Input data.
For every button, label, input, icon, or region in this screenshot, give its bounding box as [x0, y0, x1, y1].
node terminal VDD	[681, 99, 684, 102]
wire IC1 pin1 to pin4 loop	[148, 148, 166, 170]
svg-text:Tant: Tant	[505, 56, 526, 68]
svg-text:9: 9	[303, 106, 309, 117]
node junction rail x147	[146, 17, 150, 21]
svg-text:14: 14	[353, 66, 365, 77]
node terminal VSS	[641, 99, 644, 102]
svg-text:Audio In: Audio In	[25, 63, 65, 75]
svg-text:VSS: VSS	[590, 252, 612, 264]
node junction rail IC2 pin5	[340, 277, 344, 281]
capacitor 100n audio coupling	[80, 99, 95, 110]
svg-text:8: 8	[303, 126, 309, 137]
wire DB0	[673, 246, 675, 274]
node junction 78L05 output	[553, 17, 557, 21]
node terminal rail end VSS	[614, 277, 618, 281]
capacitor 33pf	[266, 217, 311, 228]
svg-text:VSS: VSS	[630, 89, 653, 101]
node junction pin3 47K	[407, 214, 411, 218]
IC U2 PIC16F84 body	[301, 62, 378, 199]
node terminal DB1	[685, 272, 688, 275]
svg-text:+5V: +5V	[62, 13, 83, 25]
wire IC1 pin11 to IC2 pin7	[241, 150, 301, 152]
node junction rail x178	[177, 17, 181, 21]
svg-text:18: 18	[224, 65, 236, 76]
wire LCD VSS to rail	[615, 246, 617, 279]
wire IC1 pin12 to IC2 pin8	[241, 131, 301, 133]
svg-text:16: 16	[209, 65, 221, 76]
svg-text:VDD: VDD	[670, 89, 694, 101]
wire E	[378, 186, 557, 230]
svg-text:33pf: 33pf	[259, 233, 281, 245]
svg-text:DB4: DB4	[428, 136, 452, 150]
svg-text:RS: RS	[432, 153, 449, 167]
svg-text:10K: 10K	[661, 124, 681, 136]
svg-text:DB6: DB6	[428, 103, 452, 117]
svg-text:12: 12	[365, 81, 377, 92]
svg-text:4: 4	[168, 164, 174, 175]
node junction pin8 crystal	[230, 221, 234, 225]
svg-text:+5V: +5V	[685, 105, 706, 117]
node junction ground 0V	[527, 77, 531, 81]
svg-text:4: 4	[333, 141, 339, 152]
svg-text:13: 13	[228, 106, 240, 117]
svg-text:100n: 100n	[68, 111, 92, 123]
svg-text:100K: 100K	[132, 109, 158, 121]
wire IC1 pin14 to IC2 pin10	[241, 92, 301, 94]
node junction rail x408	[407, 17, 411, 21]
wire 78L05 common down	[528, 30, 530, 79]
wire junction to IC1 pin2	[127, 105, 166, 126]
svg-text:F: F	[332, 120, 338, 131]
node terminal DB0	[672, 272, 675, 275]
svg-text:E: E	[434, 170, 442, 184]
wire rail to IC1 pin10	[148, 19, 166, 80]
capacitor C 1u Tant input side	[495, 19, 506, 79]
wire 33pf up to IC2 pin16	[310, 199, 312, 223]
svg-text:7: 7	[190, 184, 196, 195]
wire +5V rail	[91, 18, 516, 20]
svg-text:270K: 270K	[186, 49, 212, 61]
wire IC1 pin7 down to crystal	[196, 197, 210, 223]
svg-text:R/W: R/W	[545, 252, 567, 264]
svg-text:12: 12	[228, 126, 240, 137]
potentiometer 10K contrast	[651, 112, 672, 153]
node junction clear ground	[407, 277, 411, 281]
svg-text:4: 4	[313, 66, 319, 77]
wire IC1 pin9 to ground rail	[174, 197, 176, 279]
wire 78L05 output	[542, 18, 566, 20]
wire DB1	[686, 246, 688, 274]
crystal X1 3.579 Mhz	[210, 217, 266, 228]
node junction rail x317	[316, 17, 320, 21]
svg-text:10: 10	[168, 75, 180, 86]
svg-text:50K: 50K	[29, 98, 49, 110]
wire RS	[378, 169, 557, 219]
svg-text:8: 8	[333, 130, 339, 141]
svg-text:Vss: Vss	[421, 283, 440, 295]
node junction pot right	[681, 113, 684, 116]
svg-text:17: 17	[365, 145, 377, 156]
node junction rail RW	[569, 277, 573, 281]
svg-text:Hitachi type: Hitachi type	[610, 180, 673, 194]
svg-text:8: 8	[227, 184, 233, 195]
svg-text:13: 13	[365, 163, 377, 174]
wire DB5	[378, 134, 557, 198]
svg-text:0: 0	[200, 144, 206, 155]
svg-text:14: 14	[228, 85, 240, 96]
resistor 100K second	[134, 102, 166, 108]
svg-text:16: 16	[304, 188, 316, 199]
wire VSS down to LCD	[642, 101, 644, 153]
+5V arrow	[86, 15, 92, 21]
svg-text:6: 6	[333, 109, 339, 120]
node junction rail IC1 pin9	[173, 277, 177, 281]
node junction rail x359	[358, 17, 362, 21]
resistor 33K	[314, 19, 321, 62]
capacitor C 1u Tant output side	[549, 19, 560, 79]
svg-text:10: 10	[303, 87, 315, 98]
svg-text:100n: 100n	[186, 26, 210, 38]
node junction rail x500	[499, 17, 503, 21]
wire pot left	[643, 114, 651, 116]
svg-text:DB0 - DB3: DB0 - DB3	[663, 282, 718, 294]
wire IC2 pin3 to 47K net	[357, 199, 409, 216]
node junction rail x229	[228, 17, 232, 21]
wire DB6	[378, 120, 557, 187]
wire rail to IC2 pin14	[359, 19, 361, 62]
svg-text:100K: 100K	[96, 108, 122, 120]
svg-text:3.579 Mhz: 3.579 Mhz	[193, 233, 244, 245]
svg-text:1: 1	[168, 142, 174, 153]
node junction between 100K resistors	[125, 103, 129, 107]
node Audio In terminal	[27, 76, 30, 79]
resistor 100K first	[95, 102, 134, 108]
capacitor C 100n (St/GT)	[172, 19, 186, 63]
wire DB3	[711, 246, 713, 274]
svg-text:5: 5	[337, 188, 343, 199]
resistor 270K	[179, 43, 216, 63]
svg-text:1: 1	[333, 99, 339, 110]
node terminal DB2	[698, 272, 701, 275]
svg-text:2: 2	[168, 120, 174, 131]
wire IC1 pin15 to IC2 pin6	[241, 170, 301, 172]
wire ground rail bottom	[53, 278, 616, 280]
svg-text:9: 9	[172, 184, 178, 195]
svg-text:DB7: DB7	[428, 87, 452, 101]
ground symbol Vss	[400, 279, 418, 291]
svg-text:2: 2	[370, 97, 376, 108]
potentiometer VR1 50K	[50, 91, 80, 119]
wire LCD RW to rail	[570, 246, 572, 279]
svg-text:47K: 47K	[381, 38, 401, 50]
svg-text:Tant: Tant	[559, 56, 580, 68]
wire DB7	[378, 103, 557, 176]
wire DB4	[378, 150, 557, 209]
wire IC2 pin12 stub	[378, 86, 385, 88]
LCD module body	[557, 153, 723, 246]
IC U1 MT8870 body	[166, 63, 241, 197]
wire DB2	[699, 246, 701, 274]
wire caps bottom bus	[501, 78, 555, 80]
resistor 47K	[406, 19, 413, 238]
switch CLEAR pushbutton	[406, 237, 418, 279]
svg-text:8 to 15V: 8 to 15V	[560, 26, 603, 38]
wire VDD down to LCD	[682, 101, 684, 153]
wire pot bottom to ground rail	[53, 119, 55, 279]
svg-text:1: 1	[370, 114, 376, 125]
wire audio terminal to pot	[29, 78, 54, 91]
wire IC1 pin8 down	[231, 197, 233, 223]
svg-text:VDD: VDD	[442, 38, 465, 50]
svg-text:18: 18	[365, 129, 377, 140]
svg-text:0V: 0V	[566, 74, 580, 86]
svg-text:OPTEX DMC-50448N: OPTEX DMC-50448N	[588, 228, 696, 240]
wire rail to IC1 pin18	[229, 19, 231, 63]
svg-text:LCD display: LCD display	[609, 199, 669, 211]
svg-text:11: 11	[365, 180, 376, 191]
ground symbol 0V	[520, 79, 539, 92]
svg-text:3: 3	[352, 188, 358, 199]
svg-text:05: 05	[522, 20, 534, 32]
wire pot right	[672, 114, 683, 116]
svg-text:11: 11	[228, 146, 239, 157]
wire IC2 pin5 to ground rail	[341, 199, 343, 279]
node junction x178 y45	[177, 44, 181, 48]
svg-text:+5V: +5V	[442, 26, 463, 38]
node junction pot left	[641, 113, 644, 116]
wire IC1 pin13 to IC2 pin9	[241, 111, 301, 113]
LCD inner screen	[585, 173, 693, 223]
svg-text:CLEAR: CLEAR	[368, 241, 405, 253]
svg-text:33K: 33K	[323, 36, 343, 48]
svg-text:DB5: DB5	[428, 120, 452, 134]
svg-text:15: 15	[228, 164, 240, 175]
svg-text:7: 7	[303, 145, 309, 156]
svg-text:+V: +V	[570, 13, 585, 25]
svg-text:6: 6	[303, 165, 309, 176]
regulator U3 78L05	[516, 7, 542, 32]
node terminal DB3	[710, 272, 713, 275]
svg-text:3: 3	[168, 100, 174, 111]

The task. Copy out the data word for word, starting at the first line and ending at the line that contains "wire 78L05 common".

Exercise response.
For every button, label, input, icon, or region in this screenshot, give its bounding box as [x0, y0, x1, y1].
node terminal VDD	[681, 99, 684, 102]
wire IC1 pin1 to pin4 loop	[148, 148, 166, 170]
svg-text:Tant: Tant	[505, 56, 526, 68]
svg-text:9: 9	[303, 106, 309, 117]
node junction rail x147	[146, 17, 150, 21]
svg-text:14: 14	[353, 66, 365, 77]
node terminal VSS	[641, 99, 644, 102]
svg-text:Audio In: Audio In	[25, 63, 65, 75]
svg-text:VSS: VSS	[590, 252, 612, 264]
node junction rail IC2 pin5	[340, 277, 344, 281]
capacitor 100n audio coupling	[80, 99, 95, 110]
svg-text:8: 8	[303, 126, 309, 137]
wire DB0	[673, 246, 675, 274]
node junction 78L05 output	[553, 17, 557, 21]
node terminal rail end VSS	[614, 277, 618, 281]
capacitor 33pf	[266, 217, 311, 228]
svg-text:VSS: VSS	[630, 89, 653, 101]
node junction pin3 47K	[407, 214, 411, 218]
IC U2 PIC16F84 body	[301, 62, 378, 199]
node terminal DB1	[685, 272, 688, 275]
svg-text:+5V: +5V	[62, 13, 83, 25]
wire IC1 pin11 to IC2 pin7	[241, 150, 301, 152]
node junction rail x178	[177, 17, 181, 21]
svg-text:18: 18	[224, 65, 236, 76]
wire LCD VSS to rail	[615, 246, 617, 279]
wire IC1 pin12 to IC2 pin8	[241, 131, 301, 133]
svg-text:16: 16	[209, 65, 221, 76]
svg-text:VDD: VDD	[670, 89, 694, 101]
wire E	[378, 186, 557, 230]
svg-text:33pf: 33pf	[259, 233, 281, 245]
svg-text:DB4: DB4	[428, 136, 452, 150]
svg-text:RS: RS	[432, 153, 449, 167]
svg-text:10K: 10K	[661, 124, 681, 136]
svg-text:DB6: DB6	[428, 103, 452, 117]
svg-text:12: 12	[365, 81, 377, 92]
svg-text:4: 4	[168, 164, 174, 175]
node junction pin8 crystal	[230, 221, 234, 225]
svg-text:+5V: +5V	[685, 105, 706, 117]
node junction ground 0V	[527, 77, 531, 81]
svg-text:4: 4	[333, 141, 339, 152]
svg-text:13: 13	[228, 106, 240, 117]
svg-text:100n: 100n	[68, 111, 92, 123]
svg-text:100K: 100K	[132, 109, 158, 121]
wire IC1 pin14 to IC2 pin10	[241, 92, 301, 94]
node junction rail x408	[407, 17, 411, 21]
wire 78L05 common down	[528, 30, 530, 79]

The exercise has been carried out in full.